= Dataset rows about figures =

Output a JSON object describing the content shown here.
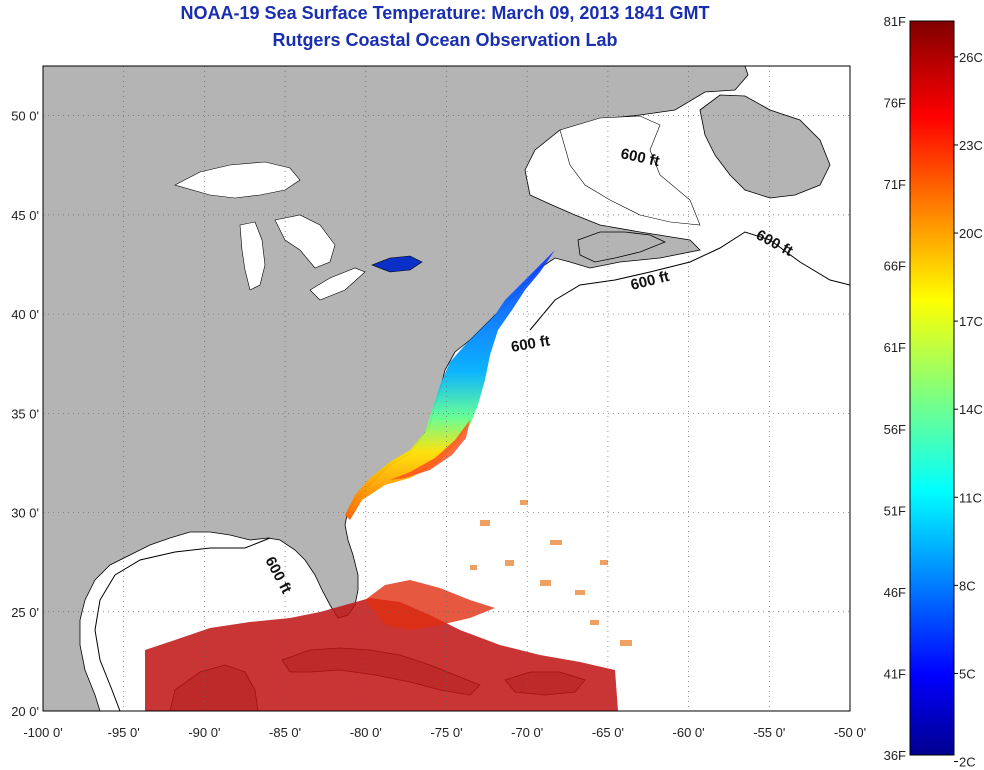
{
  "title": "NOAA-19 Sea Surface Temperature:  March 09, 2013 1841 GMT",
  "subtitle": "Rutgers Coastal Ocean Observation Lab",
  "map": {
    "lon_range": [
      -100,
      -50
    ],
    "lat_range": [
      20,
      52.5
    ],
    "lon_ticks": [
      "-100 0'",
      "-95 0'",
      "-90 0'",
      "-85 0'",
      "-80 0'",
      "-75 0'",
      "-70 0'",
      "-65 0'",
      "-60 0'",
      "-55 0'",
      "-50 0'"
    ],
    "lat_ticks": [
      "20 0'",
      "25 0'",
      "30 0'",
      "35 0'",
      "40 0'",
      "45 0'",
      "50 0'"
    ],
    "land_color": "#b4b4b4",
    "water_color": "#ffffff",
    "grid": "dotted"
  },
  "contours": [
    {
      "label": "600 ft"
    },
    {
      "label": "600 ft"
    },
    {
      "label": "600 ft"
    },
    {
      "label": "600 ft"
    },
    {
      "label": "600 ft"
    }
  ],
  "colorbar": {
    "fahrenheit_labels": [
      "81F",
      "76F",
      "71F",
      "66F",
      "61F",
      "56F",
      "51F",
      "46F",
      "41F",
      "36F"
    ],
    "celsius_labels": [
      "26C",
      "23C",
      "20C",
      "17C",
      "14C",
      "11C",
      "8C",
      "5C",
      "2C"
    ],
    "colormap": "jet"
  }
}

= Instructions for the task =
Leave out the pictures and print each record exactly as it stands.

= Task answer =
Output a JSON object describing the content shown here.
{
  "title": "NOAA-19 Sea Surface Temperature:  March 09, 2013 1841 GMT",
  "subtitle": "Rutgers Coastal Ocean Observation Lab",
  "map": {
    "lon_range": [
      -100,
      -50
    ],
    "lat_range": [
      20,
      52.5
    ],
    "lon_ticks": [
      "-100 0'",
      "-95 0'",
      "-90 0'",
      "-85 0'",
      "-80 0'",
      "-75 0'",
      "-70 0'",
      "-65 0'",
      "-60 0'",
      "-55 0'",
      "-50 0'"
    ],
    "lat_ticks": [
      "20 0'",
      "25 0'",
      "30 0'",
      "35 0'",
      "40 0'",
      "45 0'",
      "50 0'"
    ],
    "land_color": "#b4b4b4",
    "water_color": "#ffffff",
    "grid": "dotted"
  },
  "contours": [
    {
      "label": "600 ft"
    },
    {
      "label": "600 ft"
    },
    {
      "label": "600 ft"
    },
    {
      "label": "600 ft"
    },
    {
      "label": "600 ft"
    }
  ],
  "colorbar": {
    "fahrenheit_labels": [
      "81F",
      "76F",
      "71F",
      "66F",
      "61F",
      "56F",
      "51F",
      "46F",
      "41F",
      "36F"
    ],
    "celsius_labels": [
      "26C",
      "23C",
      "20C",
      "17C",
      "14C",
      "11C",
      "8C",
      "5C",
      "2C"
    ],
    "colormap": "jet"
  }
}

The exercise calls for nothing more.